start Records shown

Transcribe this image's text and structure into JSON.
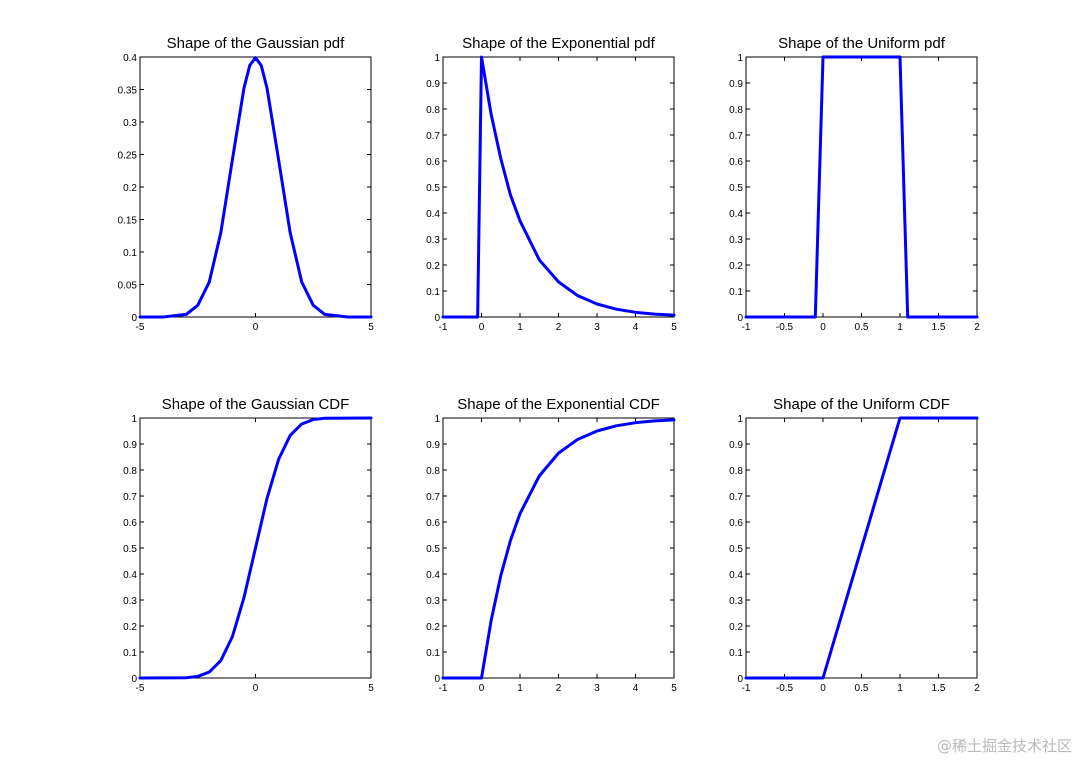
{
  "figure": {
    "line_color": "#0000ff",
    "axis_color": "#000000"
  },
  "watermark": "@稀土掘金技术社区",
  "chart_data": [
    {
      "type": "line",
      "title": "Shape of the Gaussian pdf",
      "xlim": [
        -5,
        5
      ],
      "ylim": [
        0,
        0.4
      ],
      "xticks": [
        -5,
        0,
        5
      ],
      "xtick_labels": [
        "-5",
        "0",
        "5"
      ],
      "yticks": [
        0,
        0.05,
        0.1,
        0.15,
        0.2,
        0.25,
        0.3,
        0.35,
        0.4
      ],
      "ytick_labels": [
        "0",
        "0.05",
        "0.1",
        "0.15",
        "0.2",
        "0.25",
        "0.3",
        "0.35",
        "0.4"
      ],
      "series": [
        {
          "name": "Gaussian pdf",
          "x": [
            -5,
            -4,
            -3,
            -2.5,
            -2,
            -1.5,
            -1,
            -0.5,
            -0.25,
            0,
            0.25,
            0.5,
            1,
            1.5,
            2,
            2.5,
            3,
            4,
            5
          ],
          "y": [
            0,
            0,
            0.004,
            0.018,
            0.054,
            0.13,
            0.242,
            0.352,
            0.387,
            0.399,
            0.387,
            0.352,
            0.242,
            0.13,
            0.054,
            0.018,
            0.004,
            0,
            0
          ]
        }
      ]
    },
    {
      "type": "line",
      "title": "Shape of the Exponential pdf",
      "xlim": [
        -1,
        5
      ],
      "ylim": [
        0,
        1
      ],
      "xticks": [
        -1,
        0,
        1,
        2,
        3,
        4,
        5
      ],
      "xtick_labels": [
        "-1",
        "0",
        "1",
        "2",
        "3",
        "4",
        "5"
      ],
      "yticks": [
        0,
        0.1,
        0.2,
        0.3,
        0.4,
        0.5,
        0.6,
        0.7,
        0.8,
        0.9,
        1
      ],
      "ytick_labels": [
        "0",
        "0.1",
        "0.2",
        "0.3",
        "0.4",
        "0.5",
        "0.6",
        "0.7",
        "0.8",
        "0.9",
        "1"
      ],
      "series": [
        {
          "name": "Exponential pdf",
          "x": [
            -1,
            -0.1,
            0,
            0.25,
            0.5,
            0.75,
            1,
            1.5,
            2,
            2.5,
            3,
            3.5,
            4,
            4.5,
            5
          ],
          "y": [
            0,
            0,
            1,
            0.78,
            0.61,
            0.47,
            0.37,
            0.22,
            0.135,
            0.082,
            0.05,
            0.03,
            0.018,
            0.011,
            0.007
          ]
        }
      ]
    },
    {
      "type": "line",
      "title": "Shape of the Uniform pdf",
      "xlim": [
        -1,
        2
      ],
      "ylim": [
        0,
        1
      ],
      "xticks": [
        -1,
        -0.5,
        0,
        0.5,
        1,
        1.5,
        2
      ],
      "xtick_labels": [
        "-1",
        "-0.5",
        "0",
        "0.5",
        "1",
        "1.5",
        "2"
      ],
      "yticks": [
        0,
        0.1,
        0.2,
        0.3,
        0.4,
        0.5,
        0.6,
        0.7,
        0.8,
        0.9,
        1
      ],
      "ytick_labels": [
        "0",
        "0.1",
        "0.2",
        "0.3",
        "0.4",
        "0.5",
        "0.6",
        "0.7",
        "0.8",
        "0.9",
        "1"
      ],
      "series": [
        {
          "name": "Uniform pdf",
          "x": [
            -1,
            -0.1,
            0,
            1,
            1.1,
            2
          ],
          "y": [
            0,
            0,
            1,
            1,
            0,
            0
          ]
        }
      ]
    },
    {
      "type": "line",
      "title": "Shape of the Gaussian CDF",
      "xlim": [
        -5,
        5
      ],
      "ylim": [
        0,
        1
      ],
      "xticks": [
        -5,
        0,
        5
      ],
      "xtick_labels": [
        "-5",
        "0",
        "5"
      ],
      "yticks": [
        0,
        0.1,
        0.2,
        0.3,
        0.4,
        0.5,
        0.6,
        0.7,
        0.8,
        0.9,
        1
      ],
      "ytick_labels": [
        "0",
        "0.1",
        "0.2",
        "0.3",
        "0.4",
        "0.5",
        "0.6",
        "0.7",
        "0.8",
        "0.9",
        "1"
      ],
      "series": [
        {
          "name": "Gaussian CDF",
          "x": [
            -5,
            -3,
            -2.5,
            -2,
            -1.5,
            -1,
            -0.5,
            0,
            0.5,
            1,
            1.5,
            2,
            2.5,
            3,
            5
          ],
          "y": [
            0,
            0.001,
            0.006,
            0.023,
            0.067,
            0.159,
            0.309,
            0.5,
            0.691,
            0.841,
            0.933,
            0.977,
            0.994,
            0.999,
            1
          ]
        }
      ]
    },
    {
      "type": "line",
      "title": "Shape of the Exponential CDF",
      "xlim": [
        -1,
        5
      ],
      "ylim": [
        0,
        1
      ],
      "xticks": [
        -1,
        0,
        1,
        2,
        3,
        4,
        5
      ],
      "xtick_labels": [
        "-1",
        "0",
        "1",
        "2",
        "3",
        "4",
        "5"
      ],
      "yticks": [
        0,
        0.1,
        0.2,
        0.3,
        0.4,
        0.5,
        0.6,
        0.7,
        0.8,
        0.9,
        1
      ],
      "ytick_labels": [
        "0",
        "0.1",
        "0.2",
        "0.3",
        "0.4",
        "0.5",
        "0.6",
        "0.7",
        "0.8",
        "0.9",
        "1"
      ],
      "series": [
        {
          "name": "Exponential CDF",
          "x": [
            -1,
            0,
            0.25,
            0.5,
            0.75,
            1,
            1.5,
            2,
            2.5,
            3,
            3.5,
            4,
            4.5,
            5
          ],
          "y": [
            0,
            0,
            0.221,
            0.393,
            0.528,
            0.632,
            0.777,
            0.865,
            0.918,
            0.95,
            0.97,
            0.982,
            0.989,
            0.993
          ]
        }
      ]
    },
    {
      "type": "line",
      "title": "Shape of the Uniform CDF",
      "xlim": [
        -1,
        2
      ],
      "ylim": [
        0,
        1
      ],
      "xticks": [
        -1,
        -0.5,
        0,
        0.5,
        1,
        1.5,
        2
      ],
      "xtick_labels": [
        "-1",
        "-0.5",
        "0",
        "0.5",
        "1",
        "1.5",
        "2"
      ],
      "yticks": [
        0,
        0.1,
        0.2,
        0.3,
        0.4,
        0.5,
        0.6,
        0.7,
        0.8,
        0.9,
        1
      ],
      "ytick_labels": [
        "0",
        "0.1",
        "0.2",
        "0.3",
        "0.4",
        "0.5",
        "0.6",
        "0.7",
        "0.8",
        "0.9",
        "1"
      ],
      "series": [
        {
          "name": "Uniform CDF",
          "x": [
            -1,
            0,
            1,
            2
          ],
          "y": [
            0,
            0,
            1,
            1
          ]
        }
      ]
    }
  ]
}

end Records shown

Task => Retype everything in the material word for word, minus pictures.

Task response =>
Transcribe this image's text and structure into JSON.
{
  "figure": {
    "line_color": "#0000ff",
    "axis_color": "#000000"
  },
  "watermark": "@稀土掘金技术社区",
  "chart_data": [
    {
      "type": "line",
      "title": "Shape of the Gaussian pdf",
      "xlim": [
        -5,
        5
      ],
      "ylim": [
        0,
        0.4
      ],
      "xticks": [
        -5,
        0,
        5
      ],
      "xtick_labels": [
        "-5",
        "0",
        "5"
      ],
      "yticks": [
        0,
        0.05,
        0.1,
        0.15,
        0.2,
        0.25,
        0.3,
        0.35,
        0.4
      ],
      "ytick_labels": [
        "0",
        "0.05",
        "0.1",
        "0.15",
        "0.2",
        "0.25",
        "0.3",
        "0.35",
        "0.4"
      ],
      "series": [
        {
          "name": "Gaussian pdf",
          "x": [
            -5,
            -4,
            -3,
            -2.5,
            -2,
            -1.5,
            -1,
            -0.5,
            -0.25,
            0,
            0.25,
            0.5,
            1,
            1.5,
            2,
            2.5,
            3,
            4,
            5
          ],
          "y": [
            0,
            0,
            0.004,
            0.018,
            0.054,
            0.13,
            0.242,
            0.352,
            0.387,
            0.399,
            0.387,
            0.352,
            0.242,
            0.13,
            0.054,
            0.018,
            0.004,
            0,
            0
          ]
        }
      ]
    },
    {
      "type": "line",
      "title": "Shape of the Exponential pdf",
      "xlim": [
        -1,
        5
      ],
      "ylim": [
        0,
        1
      ],
      "xticks": [
        -1,
        0,
        1,
        2,
        3,
        4,
        5
      ],
      "xtick_labels": [
        "-1",
        "0",
        "1",
        "2",
        "3",
        "4",
        "5"
      ],
      "yticks": [
        0,
        0.1,
        0.2,
        0.3,
        0.4,
        0.5,
        0.6,
        0.7,
        0.8,
        0.9,
        1
      ],
      "ytick_labels": [
        "0",
        "0.1",
        "0.2",
        "0.3",
        "0.4",
        "0.5",
        "0.6",
        "0.7",
        "0.8",
        "0.9",
        "1"
      ],
      "series": [
        {
          "name": "Exponential pdf",
          "x": [
            -1,
            -0.1,
            0,
            0.25,
            0.5,
            0.75,
            1,
            1.5,
            2,
            2.5,
            3,
            3.5,
            4,
            4.5,
            5
          ],
          "y": [
            0,
            0,
            1,
            0.78,
            0.61,
            0.47,
            0.37,
            0.22,
            0.135,
            0.082,
            0.05,
            0.03,
            0.018,
            0.011,
            0.007
          ]
        }
      ]
    },
    {
      "type": "line",
      "title": "Shape of the Uniform pdf",
      "xlim": [
        -1,
        2
      ],
      "ylim": [
        0,
        1
      ],
      "xticks": [
        -1,
        -0.5,
        0,
        0.5,
        1,
        1.5,
        2
      ],
      "xtick_labels": [
        "-1",
        "-0.5",
        "0",
        "0.5",
        "1",
        "1.5",
        "2"
      ],
      "yticks": [
        0,
        0.1,
        0.2,
        0.3,
        0.4,
        0.5,
        0.6,
        0.7,
        0.8,
        0.9,
        1
      ],
      "ytick_labels": [
        "0",
        "0.1",
        "0.2",
        "0.3",
        "0.4",
        "0.5",
        "0.6",
        "0.7",
        "0.8",
        "0.9",
        "1"
      ],
      "series": [
        {
          "name": "Uniform pdf",
          "x": [
            -1,
            -0.1,
            0,
            1,
            1.1,
            2
          ],
          "y": [
            0,
            0,
            1,
            1,
            0,
            0
          ]
        }
      ]
    },
    {
      "type": "line",
      "title": "Shape of the Gaussian CDF",
      "xlim": [
        -5,
        5
      ],
      "ylim": [
        0,
        1
      ],
      "xticks": [
        -5,
        0,
        5
      ],
      "xtick_labels": [
        "-5",
        "0",
        "5"
      ],
      "yticks": [
        0,
        0.1,
        0.2,
        0.3,
        0.4,
        0.5,
        0.6,
        0.7,
        0.8,
        0.9,
        1
      ],
      "ytick_labels": [
        "0",
        "0.1",
        "0.2",
        "0.3",
        "0.4",
        "0.5",
        "0.6",
        "0.7",
        "0.8",
        "0.9",
        "1"
      ],
      "series": [
        {
          "name": "Gaussian CDF",
          "x": [
            -5,
            -3,
            -2.5,
            -2,
            -1.5,
            -1,
            -0.5,
            0,
            0.5,
            1,
            1.5,
            2,
            2.5,
            3,
            5
          ],
          "y": [
            0,
            0.001,
            0.006,
            0.023,
            0.067,
            0.159,
            0.309,
            0.5,
            0.691,
            0.841,
            0.933,
            0.977,
            0.994,
            0.999,
            1
          ]
        }
      ]
    },
    {
      "type": "line",
      "title": "Shape of the Exponential CDF",
      "xlim": [
        -1,
        5
      ],
      "ylim": [
        0,
        1
      ],
      "xticks": [
        -1,
        0,
        1,
        2,
        3,
        4,
        5
      ],
      "xtick_labels": [
        "-1",
        "0",
        "1",
        "2",
        "3",
        "4",
        "5"
      ],
      "yticks": [
        0,
        0.1,
        0.2,
        0.3,
        0.4,
        0.5,
        0.6,
        0.7,
        0.8,
        0.9,
        1
      ],
      "ytick_labels": [
        "0",
        "0.1",
        "0.2",
        "0.3",
        "0.4",
        "0.5",
        "0.6",
        "0.7",
        "0.8",
        "0.9",
        "1"
      ],
      "series": [
        {
          "name": "Exponential CDF",
          "x": [
            -1,
            0,
            0.25,
            0.5,
            0.75,
            1,
            1.5,
            2,
            2.5,
            3,
            3.5,
            4,
            4.5,
            5
          ],
          "y": [
            0,
            0,
            0.221,
            0.393,
            0.528,
            0.632,
            0.777,
            0.865,
            0.918,
            0.95,
            0.97,
            0.982,
            0.989,
            0.993
          ]
        }
      ]
    },
    {
      "type": "line",
      "title": "Shape of the Uniform CDF",
      "xlim": [
        -1,
        2
      ],
      "ylim": [
        0,
        1
      ],
      "xticks": [
        -1,
        -0.5,
        0,
        0.5,
        1,
        1.5,
        2
      ],
      "xtick_labels": [
        "-1",
        "-0.5",
        "0",
        "0.5",
        "1",
        "1.5",
        "2"
      ],
      "yticks": [
        0,
        0.1,
        0.2,
        0.3,
        0.4,
        0.5,
        0.6,
        0.7,
        0.8,
        0.9,
        1
      ],
      "ytick_labels": [
        "0",
        "0.1",
        "0.2",
        "0.3",
        "0.4",
        "0.5",
        "0.6",
        "0.7",
        "0.8",
        "0.9",
        "1"
      ],
      "series": [
        {
          "name": "Uniform CDF",
          "x": [
            -1,
            0,
            1,
            2
          ],
          "y": [
            0,
            0,
            1,
            1
          ]
        }
      ]
    }
  ]
}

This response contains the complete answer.